__BRIEF__.
Extract, from the listing that follows, each line containing the word "Współczynnik".

__ITEMS__.
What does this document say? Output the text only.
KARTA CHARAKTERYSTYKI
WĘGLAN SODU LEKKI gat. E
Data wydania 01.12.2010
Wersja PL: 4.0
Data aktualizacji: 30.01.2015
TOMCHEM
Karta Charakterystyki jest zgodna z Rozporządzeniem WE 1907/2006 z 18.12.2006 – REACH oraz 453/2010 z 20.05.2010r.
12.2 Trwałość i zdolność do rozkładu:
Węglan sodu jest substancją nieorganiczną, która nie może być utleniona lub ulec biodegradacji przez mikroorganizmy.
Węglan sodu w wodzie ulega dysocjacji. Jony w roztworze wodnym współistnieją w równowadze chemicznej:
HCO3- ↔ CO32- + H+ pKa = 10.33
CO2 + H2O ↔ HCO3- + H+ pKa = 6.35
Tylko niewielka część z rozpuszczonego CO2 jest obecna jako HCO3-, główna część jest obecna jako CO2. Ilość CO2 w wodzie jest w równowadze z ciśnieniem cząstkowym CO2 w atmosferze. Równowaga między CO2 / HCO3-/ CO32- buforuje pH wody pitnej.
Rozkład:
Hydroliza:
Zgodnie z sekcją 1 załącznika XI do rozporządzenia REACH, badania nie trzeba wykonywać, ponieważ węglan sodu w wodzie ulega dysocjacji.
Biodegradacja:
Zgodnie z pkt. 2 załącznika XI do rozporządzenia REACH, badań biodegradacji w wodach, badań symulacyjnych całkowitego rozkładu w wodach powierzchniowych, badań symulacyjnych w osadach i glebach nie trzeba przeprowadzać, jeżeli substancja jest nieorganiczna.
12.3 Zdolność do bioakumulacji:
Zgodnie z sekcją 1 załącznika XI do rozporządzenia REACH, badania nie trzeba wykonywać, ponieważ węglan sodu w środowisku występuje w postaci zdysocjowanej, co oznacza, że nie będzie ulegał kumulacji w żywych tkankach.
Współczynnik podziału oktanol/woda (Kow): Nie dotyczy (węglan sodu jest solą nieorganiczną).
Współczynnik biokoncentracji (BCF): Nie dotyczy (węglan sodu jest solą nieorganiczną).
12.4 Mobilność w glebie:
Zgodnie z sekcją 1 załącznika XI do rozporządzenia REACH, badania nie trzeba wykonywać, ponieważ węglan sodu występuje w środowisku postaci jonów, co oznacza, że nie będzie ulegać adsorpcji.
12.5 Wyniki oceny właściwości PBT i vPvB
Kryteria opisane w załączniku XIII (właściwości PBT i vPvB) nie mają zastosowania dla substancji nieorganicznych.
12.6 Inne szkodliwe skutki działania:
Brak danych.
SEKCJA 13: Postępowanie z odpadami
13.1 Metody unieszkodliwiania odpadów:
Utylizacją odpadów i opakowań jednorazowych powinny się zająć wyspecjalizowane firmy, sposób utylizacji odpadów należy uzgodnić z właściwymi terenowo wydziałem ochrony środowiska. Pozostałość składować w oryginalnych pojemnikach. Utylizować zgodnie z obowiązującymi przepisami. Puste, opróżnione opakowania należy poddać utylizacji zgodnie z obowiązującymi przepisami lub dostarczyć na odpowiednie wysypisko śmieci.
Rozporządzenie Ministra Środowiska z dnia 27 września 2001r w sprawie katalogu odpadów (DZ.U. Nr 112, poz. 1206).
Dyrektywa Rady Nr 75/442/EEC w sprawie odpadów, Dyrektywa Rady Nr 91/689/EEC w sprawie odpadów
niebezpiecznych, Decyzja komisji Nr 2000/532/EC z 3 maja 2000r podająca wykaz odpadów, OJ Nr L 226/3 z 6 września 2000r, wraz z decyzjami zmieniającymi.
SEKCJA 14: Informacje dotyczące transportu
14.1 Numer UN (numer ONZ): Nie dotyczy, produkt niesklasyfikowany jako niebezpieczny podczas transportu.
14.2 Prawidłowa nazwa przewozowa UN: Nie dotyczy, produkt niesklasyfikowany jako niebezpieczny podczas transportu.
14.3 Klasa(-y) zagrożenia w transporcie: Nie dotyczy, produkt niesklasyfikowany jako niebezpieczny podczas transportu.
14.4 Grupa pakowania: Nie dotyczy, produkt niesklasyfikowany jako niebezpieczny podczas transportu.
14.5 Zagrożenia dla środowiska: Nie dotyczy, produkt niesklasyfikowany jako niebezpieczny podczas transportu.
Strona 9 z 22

__THE RESPONSE__.
Współczynnik podziału oktanol/woda (Kow): Nie dotyczy (węglan sodu jest solą nieorganiczną).
Współczynnik biokoncentracji (BCF): Nie dotyczy (węglan sodu jest solą nieorganiczną).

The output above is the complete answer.